Records from a data collection
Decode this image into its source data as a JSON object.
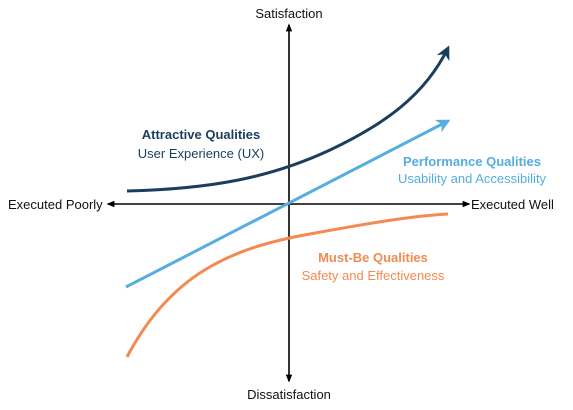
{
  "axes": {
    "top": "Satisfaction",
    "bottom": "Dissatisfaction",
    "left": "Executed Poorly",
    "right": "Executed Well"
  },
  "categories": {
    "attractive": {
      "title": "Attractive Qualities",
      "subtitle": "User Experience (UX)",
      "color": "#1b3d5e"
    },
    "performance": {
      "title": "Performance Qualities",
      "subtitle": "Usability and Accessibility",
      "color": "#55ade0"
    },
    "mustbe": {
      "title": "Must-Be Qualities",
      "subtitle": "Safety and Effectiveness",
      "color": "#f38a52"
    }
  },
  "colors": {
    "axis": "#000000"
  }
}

▸ **INSTRUCTIONS FOR THE TASK**: Write out all the entries word for word, but skip any images.

▸ **FULL RESPONSE**:
Decode this image into its source data as a JSON object.
{
  "axes": {
    "top": "Satisfaction",
    "bottom": "Dissatisfaction",
    "left": "Executed Poorly",
    "right": "Executed Well"
  },
  "categories": {
    "attractive": {
      "title": "Attractive Qualities",
      "subtitle": "User Experience (UX)",
      "color": "#1b3d5e"
    },
    "performance": {
      "title": "Performance Qualities",
      "subtitle": "Usability and Accessibility",
      "color": "#55ade0"
    },
    "mustbe": {
      "title": "Must-Be Qualities",
      "subtitle": "Safety and Effectiveness",
      "color": "#f38a52"
    }
  },
  "colors": {
    "axis": "#000000"
  }
}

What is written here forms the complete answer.